• Do this: Copy out every line that contains "яндекса".

• Entries provided:
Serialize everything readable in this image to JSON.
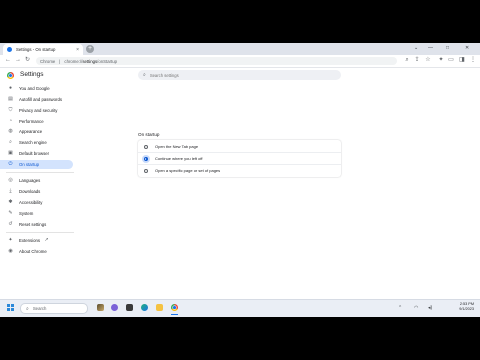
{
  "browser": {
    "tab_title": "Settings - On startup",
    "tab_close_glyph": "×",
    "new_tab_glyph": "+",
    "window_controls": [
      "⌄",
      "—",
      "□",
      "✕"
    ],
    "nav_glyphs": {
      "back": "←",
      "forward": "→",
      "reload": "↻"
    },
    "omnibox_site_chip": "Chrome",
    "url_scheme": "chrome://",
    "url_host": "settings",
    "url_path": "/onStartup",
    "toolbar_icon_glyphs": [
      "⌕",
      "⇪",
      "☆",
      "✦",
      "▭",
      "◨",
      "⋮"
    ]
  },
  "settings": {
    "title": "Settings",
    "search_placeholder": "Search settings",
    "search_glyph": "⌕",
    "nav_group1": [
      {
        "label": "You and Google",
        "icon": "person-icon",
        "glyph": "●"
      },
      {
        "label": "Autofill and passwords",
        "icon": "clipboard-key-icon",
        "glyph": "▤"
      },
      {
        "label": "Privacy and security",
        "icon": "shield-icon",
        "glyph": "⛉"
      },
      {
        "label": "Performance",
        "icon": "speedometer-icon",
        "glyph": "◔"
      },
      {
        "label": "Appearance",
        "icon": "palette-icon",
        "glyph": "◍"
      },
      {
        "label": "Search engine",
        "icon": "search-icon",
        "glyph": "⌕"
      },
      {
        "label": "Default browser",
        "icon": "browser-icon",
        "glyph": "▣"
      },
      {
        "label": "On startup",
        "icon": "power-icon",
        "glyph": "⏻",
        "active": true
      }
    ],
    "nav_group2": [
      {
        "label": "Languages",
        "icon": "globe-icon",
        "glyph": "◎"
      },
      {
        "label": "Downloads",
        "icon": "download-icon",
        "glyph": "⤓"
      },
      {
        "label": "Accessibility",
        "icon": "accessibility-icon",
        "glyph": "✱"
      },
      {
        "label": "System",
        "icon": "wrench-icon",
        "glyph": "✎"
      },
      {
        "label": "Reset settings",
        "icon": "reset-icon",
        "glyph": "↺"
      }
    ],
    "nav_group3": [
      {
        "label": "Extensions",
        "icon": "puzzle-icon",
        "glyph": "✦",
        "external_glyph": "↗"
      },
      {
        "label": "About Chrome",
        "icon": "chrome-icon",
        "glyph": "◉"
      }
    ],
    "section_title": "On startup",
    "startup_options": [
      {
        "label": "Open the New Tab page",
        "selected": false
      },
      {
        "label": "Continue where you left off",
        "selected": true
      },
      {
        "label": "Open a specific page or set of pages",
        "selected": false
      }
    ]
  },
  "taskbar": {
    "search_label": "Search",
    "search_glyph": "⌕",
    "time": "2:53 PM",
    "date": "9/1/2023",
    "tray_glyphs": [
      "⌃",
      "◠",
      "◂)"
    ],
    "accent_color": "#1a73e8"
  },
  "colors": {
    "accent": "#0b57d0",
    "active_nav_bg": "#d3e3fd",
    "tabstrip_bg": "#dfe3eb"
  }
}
--
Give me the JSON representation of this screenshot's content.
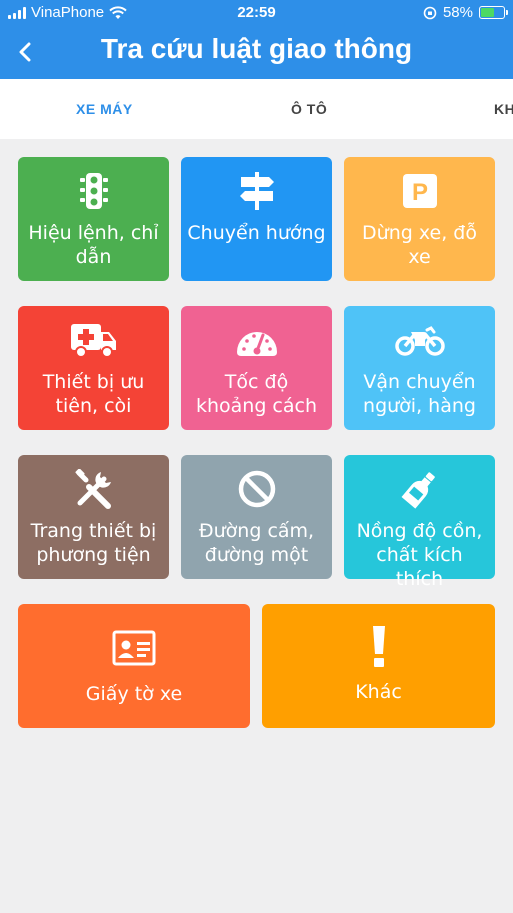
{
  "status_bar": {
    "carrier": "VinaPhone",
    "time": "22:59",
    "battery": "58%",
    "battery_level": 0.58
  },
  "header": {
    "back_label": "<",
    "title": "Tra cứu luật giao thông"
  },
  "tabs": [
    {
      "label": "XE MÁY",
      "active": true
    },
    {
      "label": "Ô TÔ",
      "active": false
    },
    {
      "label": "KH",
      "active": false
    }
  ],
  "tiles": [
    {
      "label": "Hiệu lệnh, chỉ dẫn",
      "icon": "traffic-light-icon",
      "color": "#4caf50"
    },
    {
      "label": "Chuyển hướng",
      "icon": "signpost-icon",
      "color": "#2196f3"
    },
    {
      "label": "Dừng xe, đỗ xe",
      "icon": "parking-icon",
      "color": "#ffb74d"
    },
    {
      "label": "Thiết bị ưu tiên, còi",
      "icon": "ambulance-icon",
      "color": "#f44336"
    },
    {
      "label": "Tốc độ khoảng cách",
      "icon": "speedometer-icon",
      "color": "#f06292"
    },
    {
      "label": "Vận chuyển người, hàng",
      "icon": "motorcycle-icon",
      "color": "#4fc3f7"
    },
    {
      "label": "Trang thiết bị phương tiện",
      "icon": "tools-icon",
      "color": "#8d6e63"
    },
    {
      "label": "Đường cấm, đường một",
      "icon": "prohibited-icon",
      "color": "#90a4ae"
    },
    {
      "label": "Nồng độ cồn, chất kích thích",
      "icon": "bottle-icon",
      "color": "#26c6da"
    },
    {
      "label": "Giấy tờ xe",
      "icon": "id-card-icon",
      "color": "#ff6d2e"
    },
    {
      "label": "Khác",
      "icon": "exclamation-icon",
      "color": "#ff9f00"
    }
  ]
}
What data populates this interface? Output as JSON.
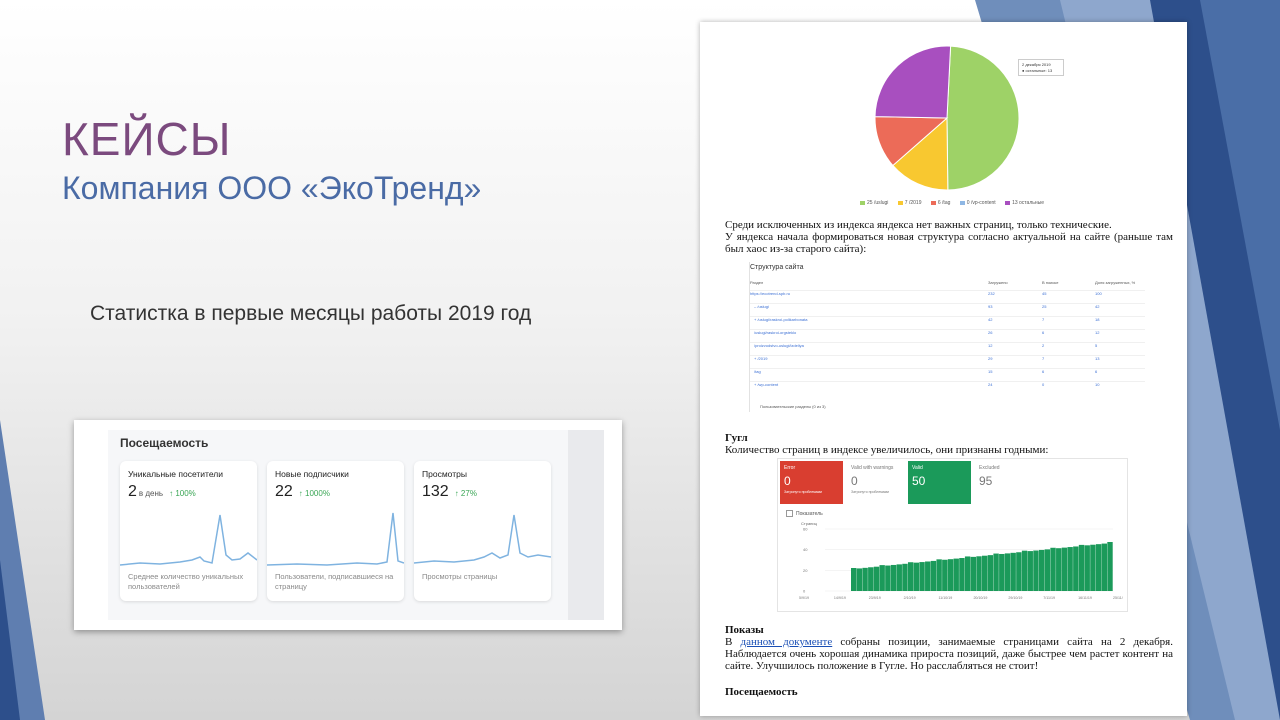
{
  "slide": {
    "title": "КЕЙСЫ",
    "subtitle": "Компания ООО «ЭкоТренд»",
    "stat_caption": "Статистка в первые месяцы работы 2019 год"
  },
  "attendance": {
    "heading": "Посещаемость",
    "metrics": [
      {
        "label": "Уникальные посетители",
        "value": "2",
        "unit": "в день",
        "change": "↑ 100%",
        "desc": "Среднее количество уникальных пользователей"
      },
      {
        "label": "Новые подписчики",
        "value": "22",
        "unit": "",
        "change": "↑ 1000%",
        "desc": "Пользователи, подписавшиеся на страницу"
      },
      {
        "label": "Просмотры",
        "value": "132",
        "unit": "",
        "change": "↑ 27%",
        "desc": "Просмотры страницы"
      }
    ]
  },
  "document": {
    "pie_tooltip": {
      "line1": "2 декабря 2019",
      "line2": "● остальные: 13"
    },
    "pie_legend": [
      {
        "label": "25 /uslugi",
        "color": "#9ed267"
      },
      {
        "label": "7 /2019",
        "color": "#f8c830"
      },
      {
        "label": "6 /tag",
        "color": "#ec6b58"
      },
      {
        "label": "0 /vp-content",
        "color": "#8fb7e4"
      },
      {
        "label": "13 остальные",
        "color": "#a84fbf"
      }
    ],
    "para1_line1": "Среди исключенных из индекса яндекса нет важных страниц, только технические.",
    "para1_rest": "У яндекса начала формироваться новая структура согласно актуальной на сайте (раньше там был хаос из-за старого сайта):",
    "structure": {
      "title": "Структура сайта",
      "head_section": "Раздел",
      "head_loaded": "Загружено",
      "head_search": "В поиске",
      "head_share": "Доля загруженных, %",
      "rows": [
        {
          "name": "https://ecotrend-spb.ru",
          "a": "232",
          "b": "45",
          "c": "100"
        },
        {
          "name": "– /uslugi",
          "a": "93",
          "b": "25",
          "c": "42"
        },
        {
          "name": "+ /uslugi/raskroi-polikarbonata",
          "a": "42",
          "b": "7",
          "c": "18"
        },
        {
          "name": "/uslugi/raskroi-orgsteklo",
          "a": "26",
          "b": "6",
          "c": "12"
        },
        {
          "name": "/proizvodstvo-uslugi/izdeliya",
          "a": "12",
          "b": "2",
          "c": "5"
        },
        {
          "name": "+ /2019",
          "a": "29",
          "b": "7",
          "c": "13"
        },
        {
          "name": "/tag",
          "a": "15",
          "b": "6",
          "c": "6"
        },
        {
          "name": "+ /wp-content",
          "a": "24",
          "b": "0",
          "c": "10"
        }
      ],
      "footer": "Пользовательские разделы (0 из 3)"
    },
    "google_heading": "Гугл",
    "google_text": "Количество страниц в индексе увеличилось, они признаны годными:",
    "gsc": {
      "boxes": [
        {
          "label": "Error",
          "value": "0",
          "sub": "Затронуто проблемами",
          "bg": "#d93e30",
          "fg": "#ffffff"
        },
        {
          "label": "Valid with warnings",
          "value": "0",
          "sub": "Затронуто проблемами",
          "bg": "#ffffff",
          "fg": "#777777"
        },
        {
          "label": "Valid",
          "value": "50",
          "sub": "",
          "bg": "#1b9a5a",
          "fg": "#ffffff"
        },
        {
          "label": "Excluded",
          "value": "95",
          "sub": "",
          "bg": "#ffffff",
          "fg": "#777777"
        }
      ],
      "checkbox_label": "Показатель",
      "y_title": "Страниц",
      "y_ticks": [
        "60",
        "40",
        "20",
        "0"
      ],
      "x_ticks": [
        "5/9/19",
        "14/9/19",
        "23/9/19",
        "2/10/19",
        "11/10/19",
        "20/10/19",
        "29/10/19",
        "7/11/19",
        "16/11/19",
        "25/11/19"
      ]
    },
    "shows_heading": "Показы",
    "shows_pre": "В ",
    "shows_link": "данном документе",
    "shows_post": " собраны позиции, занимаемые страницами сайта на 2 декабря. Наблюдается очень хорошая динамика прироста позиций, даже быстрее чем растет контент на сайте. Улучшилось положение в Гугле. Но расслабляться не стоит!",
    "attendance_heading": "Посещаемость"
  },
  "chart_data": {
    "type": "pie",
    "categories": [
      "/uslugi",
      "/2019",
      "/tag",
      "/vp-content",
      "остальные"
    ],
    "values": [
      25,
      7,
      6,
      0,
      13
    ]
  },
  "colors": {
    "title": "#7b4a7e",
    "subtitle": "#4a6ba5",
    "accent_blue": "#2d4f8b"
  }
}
--
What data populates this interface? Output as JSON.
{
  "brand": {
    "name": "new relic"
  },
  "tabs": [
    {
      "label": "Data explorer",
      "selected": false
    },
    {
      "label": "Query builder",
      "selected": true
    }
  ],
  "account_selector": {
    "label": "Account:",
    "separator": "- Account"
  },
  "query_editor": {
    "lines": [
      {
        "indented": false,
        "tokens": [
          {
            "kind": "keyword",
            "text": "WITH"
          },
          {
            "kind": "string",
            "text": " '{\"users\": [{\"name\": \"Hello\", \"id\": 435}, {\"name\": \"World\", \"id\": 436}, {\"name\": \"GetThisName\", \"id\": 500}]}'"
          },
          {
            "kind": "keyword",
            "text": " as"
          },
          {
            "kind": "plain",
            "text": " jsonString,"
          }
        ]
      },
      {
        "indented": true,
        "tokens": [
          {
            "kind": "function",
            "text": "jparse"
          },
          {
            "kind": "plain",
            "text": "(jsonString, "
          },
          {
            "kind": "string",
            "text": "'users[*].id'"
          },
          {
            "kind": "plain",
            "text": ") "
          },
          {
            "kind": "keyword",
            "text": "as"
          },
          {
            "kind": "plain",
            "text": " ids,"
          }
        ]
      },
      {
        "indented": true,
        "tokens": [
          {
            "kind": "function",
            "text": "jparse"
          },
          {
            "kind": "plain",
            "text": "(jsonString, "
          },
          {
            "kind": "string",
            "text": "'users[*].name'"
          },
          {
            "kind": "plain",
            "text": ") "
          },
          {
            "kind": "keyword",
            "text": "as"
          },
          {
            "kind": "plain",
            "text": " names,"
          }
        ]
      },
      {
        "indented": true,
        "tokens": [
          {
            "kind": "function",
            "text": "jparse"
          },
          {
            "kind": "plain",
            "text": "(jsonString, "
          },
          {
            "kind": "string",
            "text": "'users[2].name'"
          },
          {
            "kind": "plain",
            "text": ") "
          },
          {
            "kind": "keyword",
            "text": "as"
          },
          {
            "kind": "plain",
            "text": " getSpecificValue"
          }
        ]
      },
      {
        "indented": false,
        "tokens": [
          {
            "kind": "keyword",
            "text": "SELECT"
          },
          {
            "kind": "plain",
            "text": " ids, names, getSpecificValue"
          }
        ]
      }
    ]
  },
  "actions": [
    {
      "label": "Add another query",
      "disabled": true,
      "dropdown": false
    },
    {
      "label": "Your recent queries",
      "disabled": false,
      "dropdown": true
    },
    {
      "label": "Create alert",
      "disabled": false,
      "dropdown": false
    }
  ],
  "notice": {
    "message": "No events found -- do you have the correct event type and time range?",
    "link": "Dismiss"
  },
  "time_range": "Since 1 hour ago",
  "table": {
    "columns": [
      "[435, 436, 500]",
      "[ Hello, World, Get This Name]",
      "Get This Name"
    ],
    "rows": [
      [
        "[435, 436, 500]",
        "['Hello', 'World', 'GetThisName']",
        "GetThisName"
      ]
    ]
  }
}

• Solved exercise:
    "para1_line1": "Среди исключенных из индекса яндекса нет важных страниц, только технические.",
    "para1_rest": "У яндекса начала формироваться новая структура согласно актуальной на сайте (раньше там был хаос из-за старого сайта):",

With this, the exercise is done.